* EXERCISE REQUIREMENTS *
Tally the lines of the listing that contain the word "name", then give the total and nothing else.

* RECORDS SUPPLIED *

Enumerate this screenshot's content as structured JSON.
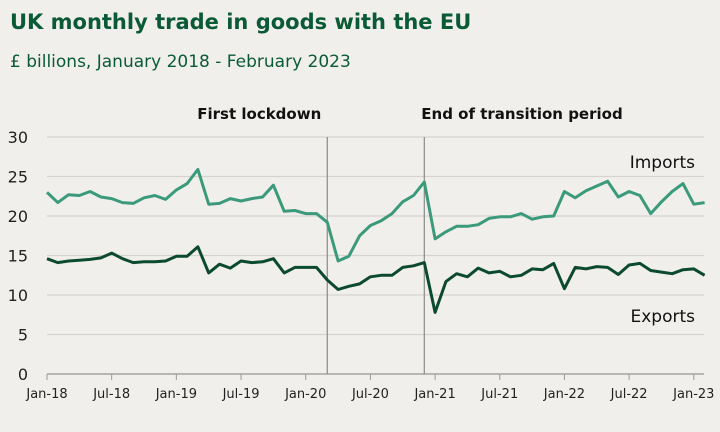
{
  "chart_data": {
    "type": "line",
    "title": "UK monthly trade in goods  with the EU",
    "subtitle": "£ billions, January 2018 - February 2023",
    "xlabel": "",
    "ylabel": "",
    "ylim": [
      0,
      30
    ],
    "yticks": [
      0,
      5,
      10,
      15,
      20,
      25,
      30
    ],
    "grid": "horizontal",
    "x_start": "Jan-18",
    "x_end": "Feb-23",
    "xtick_labels": [
      "Jan-18",
      "Jul-18",
      "Jan-19",
      "Jul-19",
      "Jan-20",
      "Jul-20",
      "Jan-21",
      "Jul-21",
      "Jan-22",
      "Jul-22",
      "Jan-23"
    ],
    "annotations": [
      {
        "text": "First lockdown",
        "at": "Mar-20"
      },
      {
        "text": "End of transition period",
        "at": "Dec-20"
      }
    ],
    "series": [
      {
        "name": "Imports",
        "color": "#3b9a7b",
        "values": [
          23.0,
          21.7,
          22.7,
          22.6,
          23.1,
          22.4,
          22.2,
          21.7,
          21.6,
          22.3,
          22.6,
          22.1,
          23.3,
          24.1,
          25.9,
          21.5,
          21.6,
          22.2,
          21.9,
          22.2,
          22.4,
          23.9,
          20.6,
          20.7,
          20.3,
          20.3,
          19.2,
          14.3,
          14.9,
          17.5,
          18.8,
          19.4,
          20.3,
          21.8,
          22.6,
          24.3,
          17.1,
          18.0,
          18.7,
          18.7,
          18.9,
          19.7,
          19.9,
          19.9,
          20.3,
          19.6,
          19.9,
          20.0,
          23.1,
          22.3,
          23.2,
          23.8,
          24.4,
          22.4,
          23.1,
          22.6,
          20.3,
          21.8,
          23.1,
          24.1,
          21.5,
          21.7
        ]
      },
      {
        "name": "Exports",
        "color": "#0c4a2f",
        "values": [
          14.6,
          14.1,
          14.3,
          14.4,
          14.5,
          14.7,
          15.3,
          14.6,
          14.1,
          14.2,
          14.2,
          14.3,
          14.9,
          14.9,
          16.1,
          12.8,
          13.9,
          13.4,
          14.3,
          14.1,
          14.2,
          14.6,
          12.8,
          13.5,
          13.5,
          13.5,
          11.9,
          10.7,
          11.1,
          11.4,
          12.3,
          12.5,
          12.5,
          13.5,
          13.7,
          14.1,
          7.8,
          11.7,
          12.7,
          12.3,
          13.4,
          12.8,
          13.0,
          12.3,
          12.5,
          13.3,
          13.2,
          14.0,
          10.8,
          13.5,
          13.3,
          13.6,
          13.5,
          12.6,
          13.8,
          14.0,
          13.1,
          12.9,
          12.7,
          13.2,
          13.3,
          12.5
        ]
      }
    ]
  }
}
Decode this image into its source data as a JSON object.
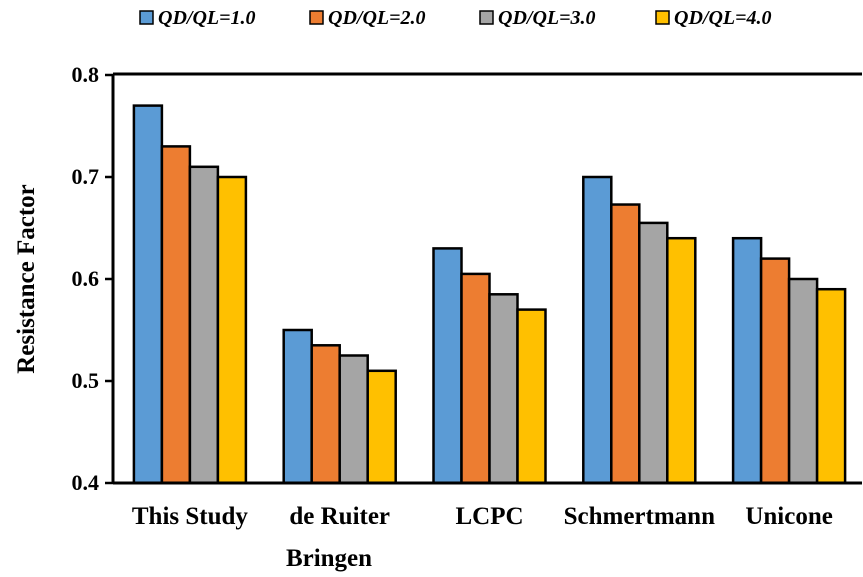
{
  "chart_data": {
    "type": "bar",
    "categories": [
      "This Study",
      "de Ruiter",
      "LCPC",
      "Schmertmann",
      "Unicone"
    ],
    "series": [
      {
        "name": "QD/QL=1.0",
        "values": [
          0.77,
          0.55,
          0.63,
          0.7,
          0.64
        ],
        "color": "#5B9BD5"
      },
      {
        "name": "QD/QL=2.0",
        "values": [
          0.73,
          0.535,
          0.605,
          0.673,
          0.62
        ],
        "color": "#ED7D31"
      },
      {
        "name": "QD/QL=3.0",
        "values": [
          0.71,
          0.525,
          0.585,
          0.655,
          0.6
        ],
        "color": "#A5A5A5"
      },
      {
        "name": "QD/QL=4.0",
        "values": [
          0.7,
          0.51,
          0.57,
          0.64,
          0.59
        ],
        "color": "#FFC000"
      }
    ],
    "xlabel": "Bringen",
    "ylabel": "Resistance Factor",
    "ylim": [
      0.4,
      0.8
    ],
    "yticks": [
      "0.4",
      "0.5",
      "0.6",
      "0.7",
      "0.8"
    ],
    "grid": false,
    "legend_position": "top"
  }
}
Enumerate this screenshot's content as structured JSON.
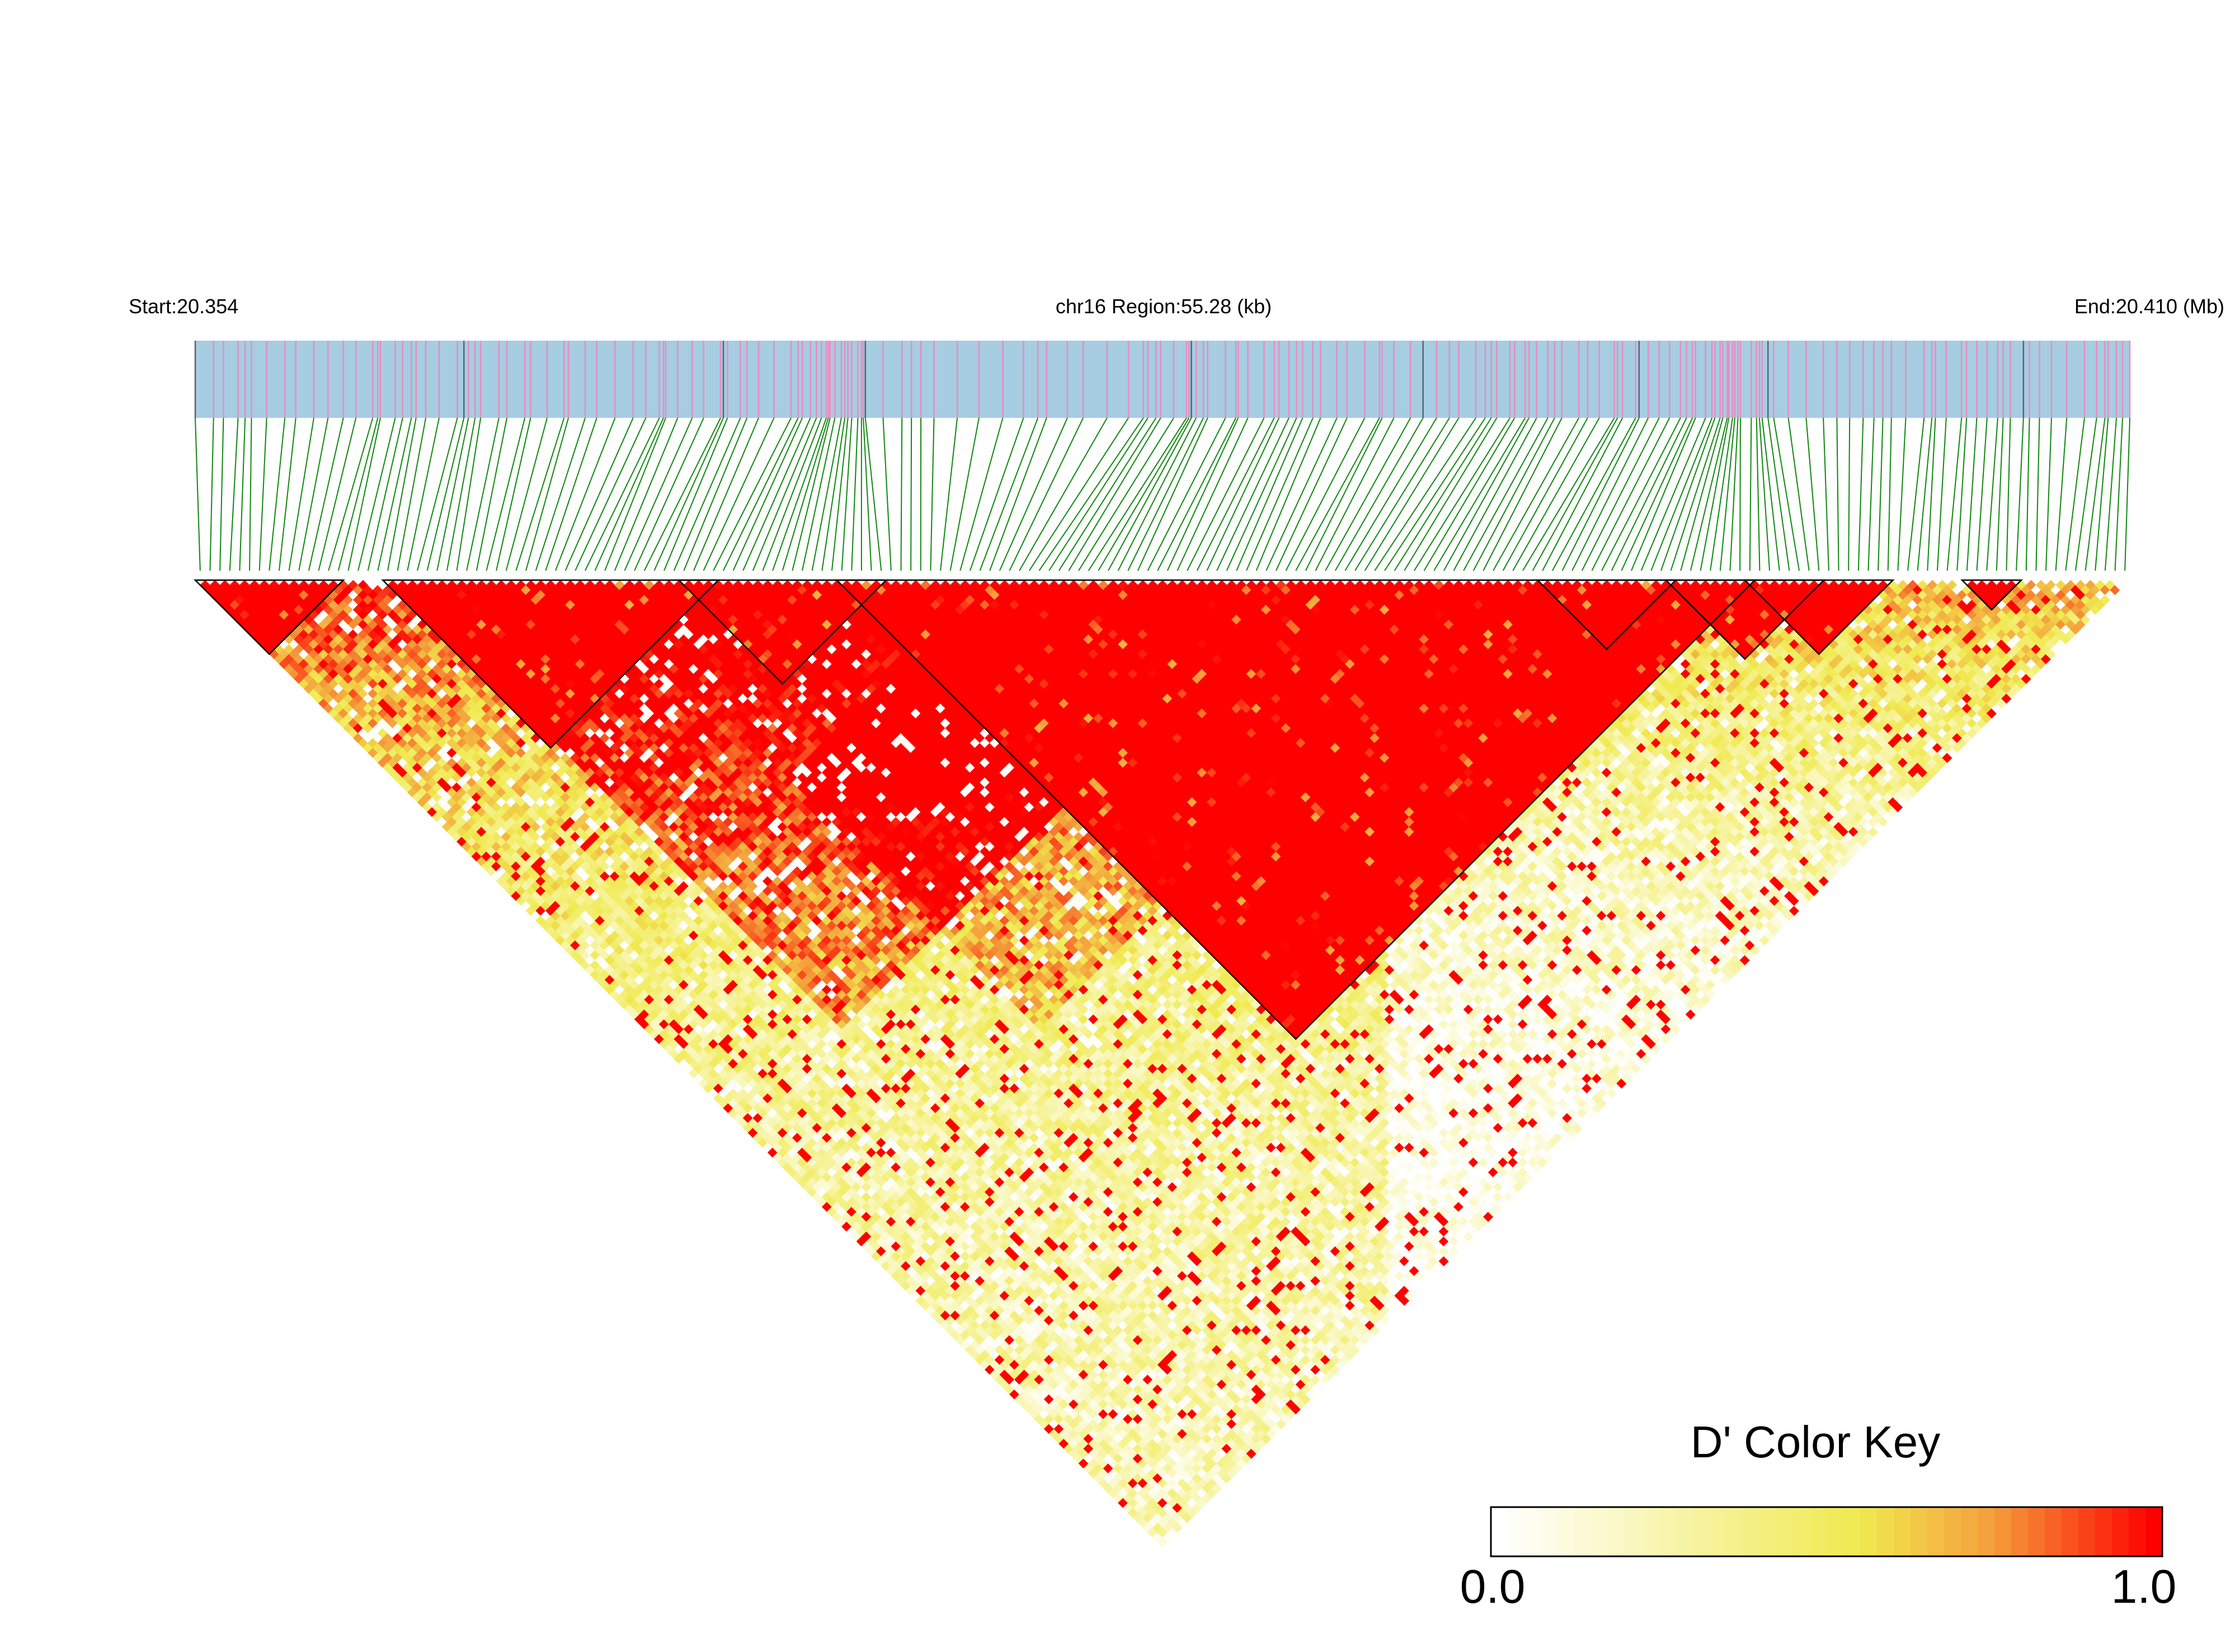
{
  "chart_data": {
    "type": "heatmap",
    "title": "",
    "header": {
      "start_label": "Start:20.354",
      "region_label": "chr16 Region:55.28 (kb)",
      "end_label": "End:20.410 (Mb)"
    },
    "region": {
      "chromosome": "chr16",
      "start_mb": 20.354,
      "end_mb": 20.41,
      "length_kb": 55.28
    },
    "marker_count": 196,
    "metric": "D'",
    "colorbar": {
      "title": "D' Color Key",
      "min_label": "0.0",
      "max_label": "1.0",
      "range": [
        0.0,
        1.0
      ],
      "colors": [
        "#ffffff",
        "#f4ec5a",
        "#f5a142",
        "#ff0000"
      ]
    },
    "ld_blocks": [
      {
        "first_snp": 1,
        "last_snp": 15
      },
      {
        "first_snp": 20,
        "last_snp": 53
      },
      {
        "first_snp": 50,
        "last_snp": 70
      },
      {
        "first_snp": 66,
        "last_snp": 158
      },
      {
        "first_snp": 137,
        "last_snp": 150
      },
      {
        "first_snp": 150,
        "last_snp": 165
      },
      {
        "first_snp": 158,
        "last_snp": 172
      },
      {
        "first_snp": 180,
        "last_snp": 185
      }
    ],
    "colors": {
      "track_background": "#a6cde2",
      "snp_tick": "#e88cc0",
      "connector_line": "#118811",
      "block_outline": "#000000"
    }
  }
}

* OUTPUT BELOW *
6